[Collection entries]

==============================

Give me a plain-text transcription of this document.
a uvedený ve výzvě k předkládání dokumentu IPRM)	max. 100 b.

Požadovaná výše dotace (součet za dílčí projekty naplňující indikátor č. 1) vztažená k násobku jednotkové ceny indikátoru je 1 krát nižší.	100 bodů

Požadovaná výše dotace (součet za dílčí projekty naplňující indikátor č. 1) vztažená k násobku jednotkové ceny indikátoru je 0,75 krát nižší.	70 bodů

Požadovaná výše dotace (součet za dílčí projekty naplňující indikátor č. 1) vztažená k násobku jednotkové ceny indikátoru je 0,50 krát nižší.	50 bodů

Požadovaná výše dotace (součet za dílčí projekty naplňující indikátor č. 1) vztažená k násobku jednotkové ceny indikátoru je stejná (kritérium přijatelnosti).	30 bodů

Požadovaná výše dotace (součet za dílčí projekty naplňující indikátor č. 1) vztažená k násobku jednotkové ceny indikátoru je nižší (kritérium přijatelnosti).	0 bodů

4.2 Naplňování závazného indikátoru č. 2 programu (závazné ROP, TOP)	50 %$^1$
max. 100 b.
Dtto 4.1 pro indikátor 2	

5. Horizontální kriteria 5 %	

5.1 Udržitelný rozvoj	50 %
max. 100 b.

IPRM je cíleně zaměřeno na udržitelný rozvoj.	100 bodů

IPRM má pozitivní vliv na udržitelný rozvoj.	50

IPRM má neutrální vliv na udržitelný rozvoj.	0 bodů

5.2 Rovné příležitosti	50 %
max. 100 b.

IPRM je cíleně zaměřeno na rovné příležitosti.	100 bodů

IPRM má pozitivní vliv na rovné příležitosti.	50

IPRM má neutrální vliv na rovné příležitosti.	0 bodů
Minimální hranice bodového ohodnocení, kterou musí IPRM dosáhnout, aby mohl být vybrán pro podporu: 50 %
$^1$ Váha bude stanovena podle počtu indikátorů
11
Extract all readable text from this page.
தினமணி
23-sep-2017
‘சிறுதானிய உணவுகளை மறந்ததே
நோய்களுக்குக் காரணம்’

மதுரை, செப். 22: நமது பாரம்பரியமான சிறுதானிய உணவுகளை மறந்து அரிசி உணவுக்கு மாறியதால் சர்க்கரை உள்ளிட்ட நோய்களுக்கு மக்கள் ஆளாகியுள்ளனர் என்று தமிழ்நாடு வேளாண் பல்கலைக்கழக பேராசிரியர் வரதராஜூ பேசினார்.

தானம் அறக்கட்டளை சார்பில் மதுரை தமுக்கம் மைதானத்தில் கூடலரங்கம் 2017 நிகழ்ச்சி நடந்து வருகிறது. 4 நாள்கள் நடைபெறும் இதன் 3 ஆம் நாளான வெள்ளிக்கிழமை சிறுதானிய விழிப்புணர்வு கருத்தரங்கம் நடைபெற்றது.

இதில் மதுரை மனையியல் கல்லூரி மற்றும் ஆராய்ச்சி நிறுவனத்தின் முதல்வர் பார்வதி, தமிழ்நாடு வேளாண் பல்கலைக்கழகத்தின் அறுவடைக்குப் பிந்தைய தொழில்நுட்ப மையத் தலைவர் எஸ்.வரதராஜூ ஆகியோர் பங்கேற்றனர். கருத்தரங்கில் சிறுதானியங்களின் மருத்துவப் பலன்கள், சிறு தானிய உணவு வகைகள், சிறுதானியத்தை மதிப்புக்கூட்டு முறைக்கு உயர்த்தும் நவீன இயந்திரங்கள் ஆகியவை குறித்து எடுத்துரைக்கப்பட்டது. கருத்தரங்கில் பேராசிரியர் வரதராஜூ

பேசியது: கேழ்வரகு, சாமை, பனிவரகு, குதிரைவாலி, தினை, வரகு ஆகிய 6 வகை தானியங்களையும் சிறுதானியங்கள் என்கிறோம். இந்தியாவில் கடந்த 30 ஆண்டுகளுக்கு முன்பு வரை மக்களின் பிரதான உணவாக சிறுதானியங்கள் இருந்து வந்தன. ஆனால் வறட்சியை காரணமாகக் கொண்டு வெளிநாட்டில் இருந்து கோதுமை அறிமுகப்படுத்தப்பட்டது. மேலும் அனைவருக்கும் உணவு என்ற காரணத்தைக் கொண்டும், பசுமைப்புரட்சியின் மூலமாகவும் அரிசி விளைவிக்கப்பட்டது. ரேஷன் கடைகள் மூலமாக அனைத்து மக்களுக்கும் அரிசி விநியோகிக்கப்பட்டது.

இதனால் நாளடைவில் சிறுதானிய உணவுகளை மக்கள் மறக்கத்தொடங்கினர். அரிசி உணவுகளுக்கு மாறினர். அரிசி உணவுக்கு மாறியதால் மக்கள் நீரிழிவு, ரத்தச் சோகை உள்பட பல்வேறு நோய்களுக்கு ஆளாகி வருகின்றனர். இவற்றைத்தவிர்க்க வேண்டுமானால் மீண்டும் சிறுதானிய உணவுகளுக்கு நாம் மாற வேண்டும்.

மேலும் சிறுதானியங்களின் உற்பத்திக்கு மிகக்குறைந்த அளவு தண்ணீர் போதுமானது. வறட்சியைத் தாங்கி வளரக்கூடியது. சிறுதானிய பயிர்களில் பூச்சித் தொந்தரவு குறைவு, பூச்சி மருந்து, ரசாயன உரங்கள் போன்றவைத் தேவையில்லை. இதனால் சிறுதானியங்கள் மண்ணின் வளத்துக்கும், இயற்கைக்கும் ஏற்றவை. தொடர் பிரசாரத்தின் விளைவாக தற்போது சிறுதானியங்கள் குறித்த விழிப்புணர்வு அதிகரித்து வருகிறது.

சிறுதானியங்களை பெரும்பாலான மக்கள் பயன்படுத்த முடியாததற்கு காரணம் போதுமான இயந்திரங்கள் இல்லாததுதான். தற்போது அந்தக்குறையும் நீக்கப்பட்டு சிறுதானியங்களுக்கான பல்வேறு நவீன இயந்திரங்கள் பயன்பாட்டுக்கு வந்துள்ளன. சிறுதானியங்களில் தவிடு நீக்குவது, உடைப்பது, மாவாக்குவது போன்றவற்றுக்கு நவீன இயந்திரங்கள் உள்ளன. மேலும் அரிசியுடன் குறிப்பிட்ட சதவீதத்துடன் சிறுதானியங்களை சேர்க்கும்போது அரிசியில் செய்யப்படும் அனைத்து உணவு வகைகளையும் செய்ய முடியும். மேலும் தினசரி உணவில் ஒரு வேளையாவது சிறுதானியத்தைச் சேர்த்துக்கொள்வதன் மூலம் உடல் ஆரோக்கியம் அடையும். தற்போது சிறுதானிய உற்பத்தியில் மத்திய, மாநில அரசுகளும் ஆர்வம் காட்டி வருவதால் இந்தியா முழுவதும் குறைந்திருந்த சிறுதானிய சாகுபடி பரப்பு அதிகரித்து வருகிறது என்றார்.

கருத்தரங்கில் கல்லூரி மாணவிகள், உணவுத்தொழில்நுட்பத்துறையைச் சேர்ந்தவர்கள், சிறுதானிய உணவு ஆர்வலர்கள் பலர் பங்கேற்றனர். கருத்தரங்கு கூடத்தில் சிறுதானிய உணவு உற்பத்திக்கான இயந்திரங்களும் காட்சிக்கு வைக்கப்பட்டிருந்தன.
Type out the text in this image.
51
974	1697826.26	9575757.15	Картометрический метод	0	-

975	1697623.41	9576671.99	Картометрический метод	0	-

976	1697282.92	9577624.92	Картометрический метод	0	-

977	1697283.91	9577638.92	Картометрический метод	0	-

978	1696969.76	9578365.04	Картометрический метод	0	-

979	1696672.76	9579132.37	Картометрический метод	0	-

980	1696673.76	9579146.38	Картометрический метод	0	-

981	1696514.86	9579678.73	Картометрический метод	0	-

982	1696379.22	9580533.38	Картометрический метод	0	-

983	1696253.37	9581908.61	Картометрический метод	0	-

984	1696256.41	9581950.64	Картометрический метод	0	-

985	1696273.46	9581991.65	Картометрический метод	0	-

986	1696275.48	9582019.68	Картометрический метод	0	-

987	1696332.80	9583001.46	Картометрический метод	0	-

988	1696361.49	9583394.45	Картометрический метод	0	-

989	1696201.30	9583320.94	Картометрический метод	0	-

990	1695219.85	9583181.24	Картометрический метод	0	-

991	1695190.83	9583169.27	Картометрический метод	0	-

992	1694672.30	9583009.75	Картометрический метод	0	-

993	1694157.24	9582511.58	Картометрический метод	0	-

==============================

§ Given task:
Identify each line in the records above that contains the word "naplňující", and copy it out in full.

§ The response:
Požadovaná výše dotace (součet za dílčí projekty naplňující indikátor č. 1) vztažená k násobku jednotkové ceny indikátoru je 1 krát nižší.	100 bodů
Požadovaná výše dotace (součet za dílčí projekty naplňující indikátor č. 1) vztažená k násobku jednotkové ceny indikátoru je 0,75 krát nižší.	70 bodů
Požadovaná výše dotace (součet za dílčí projekty naplňující indikátor č. 1) vztažená k násobku jednotkové ceny indikátoru je 0,50 krát nižší.	50 bodů
Požadovaná výše dotace (součet za dílčí projekty naplňující indikátor č. 1) vztažená k násobku jednotkové ceny indikátoru je stejná (kritérium přijatelnosti).	30 bodů
Požadovaná výše dotace (součet za dílčí projekty naplňující indikátor č. 1) vztažená k násobku jednotkové ceny indikátoru je nižší (kritérium přijatelnosti).	0 bodů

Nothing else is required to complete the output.